- _Work to do_
Reproduce the entries from the start through the line containing "location-text: Austin, TX", swapping "per-night-label" for "nightly-rate-label" wherever it occurs and keeping everything else the same.

--------------------------------------------------

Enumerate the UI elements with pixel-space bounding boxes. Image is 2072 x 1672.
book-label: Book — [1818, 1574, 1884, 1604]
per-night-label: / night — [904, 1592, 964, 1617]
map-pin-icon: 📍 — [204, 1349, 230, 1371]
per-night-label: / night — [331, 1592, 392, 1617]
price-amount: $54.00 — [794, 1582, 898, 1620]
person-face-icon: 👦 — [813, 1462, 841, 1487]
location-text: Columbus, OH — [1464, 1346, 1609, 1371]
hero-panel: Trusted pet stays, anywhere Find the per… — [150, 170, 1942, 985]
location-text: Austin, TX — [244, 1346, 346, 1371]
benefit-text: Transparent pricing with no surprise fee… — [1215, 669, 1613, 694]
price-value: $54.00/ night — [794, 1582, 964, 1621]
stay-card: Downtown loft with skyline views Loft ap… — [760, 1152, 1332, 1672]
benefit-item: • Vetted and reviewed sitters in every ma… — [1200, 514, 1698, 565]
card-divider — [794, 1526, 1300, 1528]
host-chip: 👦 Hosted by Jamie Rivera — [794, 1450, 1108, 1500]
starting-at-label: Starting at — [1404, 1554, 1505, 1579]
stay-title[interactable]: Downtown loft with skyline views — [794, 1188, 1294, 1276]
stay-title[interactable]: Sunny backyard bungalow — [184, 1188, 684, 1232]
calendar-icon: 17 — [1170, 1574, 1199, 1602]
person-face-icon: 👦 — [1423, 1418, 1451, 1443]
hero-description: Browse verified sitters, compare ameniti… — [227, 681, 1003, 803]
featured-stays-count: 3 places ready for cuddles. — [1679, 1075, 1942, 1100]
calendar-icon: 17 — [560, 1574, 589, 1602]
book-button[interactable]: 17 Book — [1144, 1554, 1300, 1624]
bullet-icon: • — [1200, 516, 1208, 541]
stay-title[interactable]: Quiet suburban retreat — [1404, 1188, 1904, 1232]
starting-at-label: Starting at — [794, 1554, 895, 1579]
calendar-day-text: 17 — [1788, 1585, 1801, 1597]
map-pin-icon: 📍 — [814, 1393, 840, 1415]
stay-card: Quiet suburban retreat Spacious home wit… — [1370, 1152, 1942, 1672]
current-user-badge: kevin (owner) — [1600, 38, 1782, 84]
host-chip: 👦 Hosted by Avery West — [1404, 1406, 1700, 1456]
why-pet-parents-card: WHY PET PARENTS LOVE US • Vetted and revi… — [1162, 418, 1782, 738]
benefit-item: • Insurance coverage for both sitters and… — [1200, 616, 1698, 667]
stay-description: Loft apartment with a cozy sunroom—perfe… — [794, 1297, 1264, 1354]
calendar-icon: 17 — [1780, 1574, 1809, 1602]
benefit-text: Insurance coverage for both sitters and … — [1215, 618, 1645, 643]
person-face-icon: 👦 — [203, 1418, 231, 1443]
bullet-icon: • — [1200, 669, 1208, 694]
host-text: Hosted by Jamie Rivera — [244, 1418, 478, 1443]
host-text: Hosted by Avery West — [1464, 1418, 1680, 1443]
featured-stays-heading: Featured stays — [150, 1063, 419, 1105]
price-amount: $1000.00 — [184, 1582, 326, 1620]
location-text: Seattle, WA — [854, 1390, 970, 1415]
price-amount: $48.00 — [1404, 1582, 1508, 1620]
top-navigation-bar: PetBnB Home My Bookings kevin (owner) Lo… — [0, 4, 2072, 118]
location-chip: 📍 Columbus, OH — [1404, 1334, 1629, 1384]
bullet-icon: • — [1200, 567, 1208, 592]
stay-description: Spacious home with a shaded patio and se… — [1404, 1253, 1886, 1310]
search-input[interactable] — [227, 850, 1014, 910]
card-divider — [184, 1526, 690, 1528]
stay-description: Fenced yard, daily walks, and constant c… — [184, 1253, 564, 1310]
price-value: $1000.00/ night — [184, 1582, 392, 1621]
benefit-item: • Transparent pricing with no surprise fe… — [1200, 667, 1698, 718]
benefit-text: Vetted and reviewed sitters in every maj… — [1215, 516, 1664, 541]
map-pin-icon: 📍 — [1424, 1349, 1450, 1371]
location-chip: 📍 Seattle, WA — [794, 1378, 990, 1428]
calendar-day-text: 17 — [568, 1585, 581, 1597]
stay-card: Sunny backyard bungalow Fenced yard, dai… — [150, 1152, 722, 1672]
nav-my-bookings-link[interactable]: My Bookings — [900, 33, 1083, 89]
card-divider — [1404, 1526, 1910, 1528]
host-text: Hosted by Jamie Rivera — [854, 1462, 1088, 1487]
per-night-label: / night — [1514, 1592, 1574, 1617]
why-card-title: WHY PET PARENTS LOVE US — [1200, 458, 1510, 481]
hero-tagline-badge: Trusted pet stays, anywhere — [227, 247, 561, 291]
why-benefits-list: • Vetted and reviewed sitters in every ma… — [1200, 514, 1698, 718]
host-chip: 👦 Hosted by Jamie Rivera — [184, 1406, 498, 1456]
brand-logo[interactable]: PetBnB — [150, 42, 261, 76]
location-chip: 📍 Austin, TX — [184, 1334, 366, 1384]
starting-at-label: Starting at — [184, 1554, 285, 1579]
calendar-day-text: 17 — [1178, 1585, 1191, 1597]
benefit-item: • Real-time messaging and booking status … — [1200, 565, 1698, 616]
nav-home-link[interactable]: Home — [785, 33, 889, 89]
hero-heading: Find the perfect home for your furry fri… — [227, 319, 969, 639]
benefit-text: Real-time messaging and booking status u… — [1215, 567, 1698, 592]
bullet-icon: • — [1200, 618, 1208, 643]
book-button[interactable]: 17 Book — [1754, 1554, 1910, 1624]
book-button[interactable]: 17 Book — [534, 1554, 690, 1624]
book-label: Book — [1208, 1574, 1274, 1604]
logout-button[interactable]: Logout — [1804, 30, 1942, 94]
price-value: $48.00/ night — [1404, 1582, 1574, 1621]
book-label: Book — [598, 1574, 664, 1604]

--------------------------------------------------

- _Completed task_
Enumerate the UI elements with pixel-space bounding boxes. Image is 2072 x 1672.
book-label: Book — [1818, 1574, 1884, 1604]
nightly-rate-label: / night — [904, 1592, 964, 1617]
map-pin-icon: 📍 — [204, 1349, 230, 1371]
nightly-rate-label: / night — [331, 1592, 392, 1617]
price-amount: $54.00 — [794, 1582, 898, 1620]
person-face-icon: 👦 — [813, 1462, 841, 1487]
location-text: Columbus, OH — [1464, 1346, 1609, 1371]
hero-panel: Trusted pet stays, anywhere Find the per… — [150, 170, 1942, 985]
location-text: Austin, TX — [244, 1346, 346, 1371]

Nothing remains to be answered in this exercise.